#### Problem requirements:
Draw out every line with the word "환급금이" from the listing below.

========

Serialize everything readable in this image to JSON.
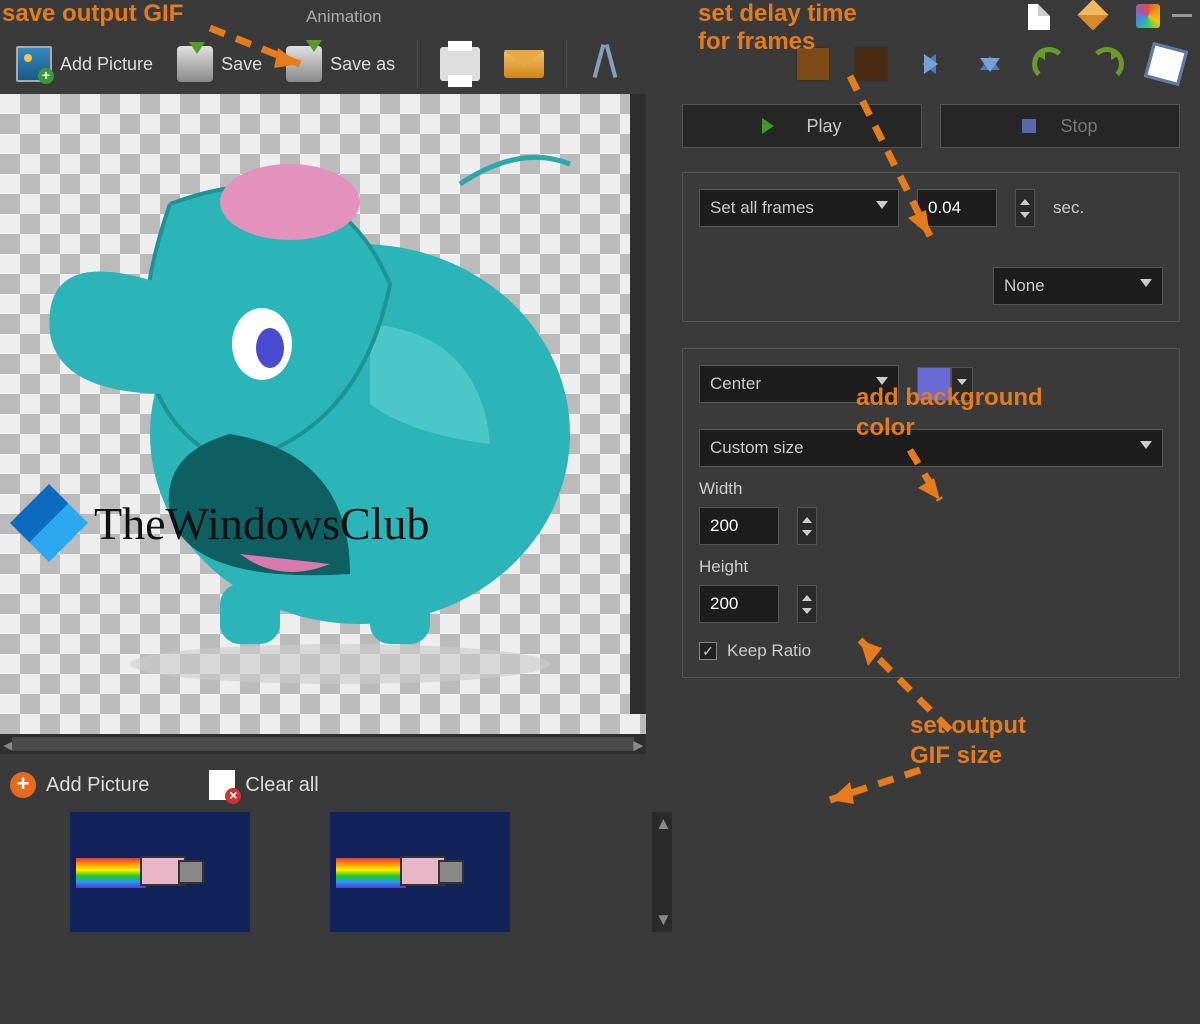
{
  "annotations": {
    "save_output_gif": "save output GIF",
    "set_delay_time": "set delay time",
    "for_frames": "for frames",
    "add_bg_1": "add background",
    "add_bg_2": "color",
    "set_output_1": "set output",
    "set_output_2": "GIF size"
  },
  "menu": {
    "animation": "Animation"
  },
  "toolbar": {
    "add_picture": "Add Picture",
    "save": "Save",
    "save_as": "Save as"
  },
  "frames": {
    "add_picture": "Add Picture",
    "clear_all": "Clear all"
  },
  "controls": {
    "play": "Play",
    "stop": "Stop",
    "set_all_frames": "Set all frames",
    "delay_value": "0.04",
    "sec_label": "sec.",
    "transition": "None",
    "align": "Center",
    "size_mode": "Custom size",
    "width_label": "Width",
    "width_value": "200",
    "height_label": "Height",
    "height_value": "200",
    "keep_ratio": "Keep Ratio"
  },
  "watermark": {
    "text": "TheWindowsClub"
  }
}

========

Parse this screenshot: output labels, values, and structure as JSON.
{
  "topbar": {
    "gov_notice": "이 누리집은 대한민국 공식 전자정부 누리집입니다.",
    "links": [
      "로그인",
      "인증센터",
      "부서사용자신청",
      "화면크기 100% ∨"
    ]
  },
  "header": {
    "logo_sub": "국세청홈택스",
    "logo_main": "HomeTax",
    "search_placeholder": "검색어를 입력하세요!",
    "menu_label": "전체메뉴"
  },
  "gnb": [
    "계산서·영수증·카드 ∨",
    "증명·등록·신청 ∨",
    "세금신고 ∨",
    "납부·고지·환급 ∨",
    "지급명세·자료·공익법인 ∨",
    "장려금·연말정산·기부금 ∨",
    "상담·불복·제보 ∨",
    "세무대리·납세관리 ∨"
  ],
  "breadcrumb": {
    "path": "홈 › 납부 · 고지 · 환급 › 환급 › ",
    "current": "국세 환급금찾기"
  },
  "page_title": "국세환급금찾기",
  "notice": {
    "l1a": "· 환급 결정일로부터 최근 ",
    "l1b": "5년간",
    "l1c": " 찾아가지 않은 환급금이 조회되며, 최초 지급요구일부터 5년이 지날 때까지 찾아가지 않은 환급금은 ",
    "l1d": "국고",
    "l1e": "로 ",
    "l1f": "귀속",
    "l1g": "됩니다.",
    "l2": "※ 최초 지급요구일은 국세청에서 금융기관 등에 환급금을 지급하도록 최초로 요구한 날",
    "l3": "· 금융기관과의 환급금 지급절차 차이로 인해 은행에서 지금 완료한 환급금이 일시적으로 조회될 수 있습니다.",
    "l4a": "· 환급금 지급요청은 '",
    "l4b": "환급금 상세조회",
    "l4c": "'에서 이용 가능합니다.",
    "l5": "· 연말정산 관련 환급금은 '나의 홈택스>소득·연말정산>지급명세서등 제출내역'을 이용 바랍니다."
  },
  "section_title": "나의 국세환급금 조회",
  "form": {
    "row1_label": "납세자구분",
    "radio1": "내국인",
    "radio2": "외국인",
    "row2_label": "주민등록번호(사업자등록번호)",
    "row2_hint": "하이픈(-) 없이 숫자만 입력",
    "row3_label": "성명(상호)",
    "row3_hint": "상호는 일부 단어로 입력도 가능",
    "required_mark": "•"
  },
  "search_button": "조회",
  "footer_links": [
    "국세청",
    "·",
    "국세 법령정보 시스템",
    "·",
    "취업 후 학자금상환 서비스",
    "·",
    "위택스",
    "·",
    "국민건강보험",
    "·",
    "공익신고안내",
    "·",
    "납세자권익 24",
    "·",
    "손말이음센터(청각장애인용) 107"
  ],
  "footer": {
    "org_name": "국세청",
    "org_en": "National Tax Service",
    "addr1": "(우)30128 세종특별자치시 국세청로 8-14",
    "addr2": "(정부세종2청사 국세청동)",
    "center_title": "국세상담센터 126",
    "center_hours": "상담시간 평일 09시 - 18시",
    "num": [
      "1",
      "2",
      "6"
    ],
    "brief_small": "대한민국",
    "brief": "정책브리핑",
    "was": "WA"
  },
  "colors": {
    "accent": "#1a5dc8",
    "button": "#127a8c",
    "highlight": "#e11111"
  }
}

========

#### Response to this exercise:
    "l1c": " 찾아가지 않은 환급금이 조회되며, 최초 지급요구일부터 5년이 지날 때까지 찾아가지 않은 환급금은 ",
    "l3": "· 금융기관과의 환급금 지급절차 차이로 인해 은행에서 지금 완료한 환급금이 일시적으로 조회될 수 있습니다.",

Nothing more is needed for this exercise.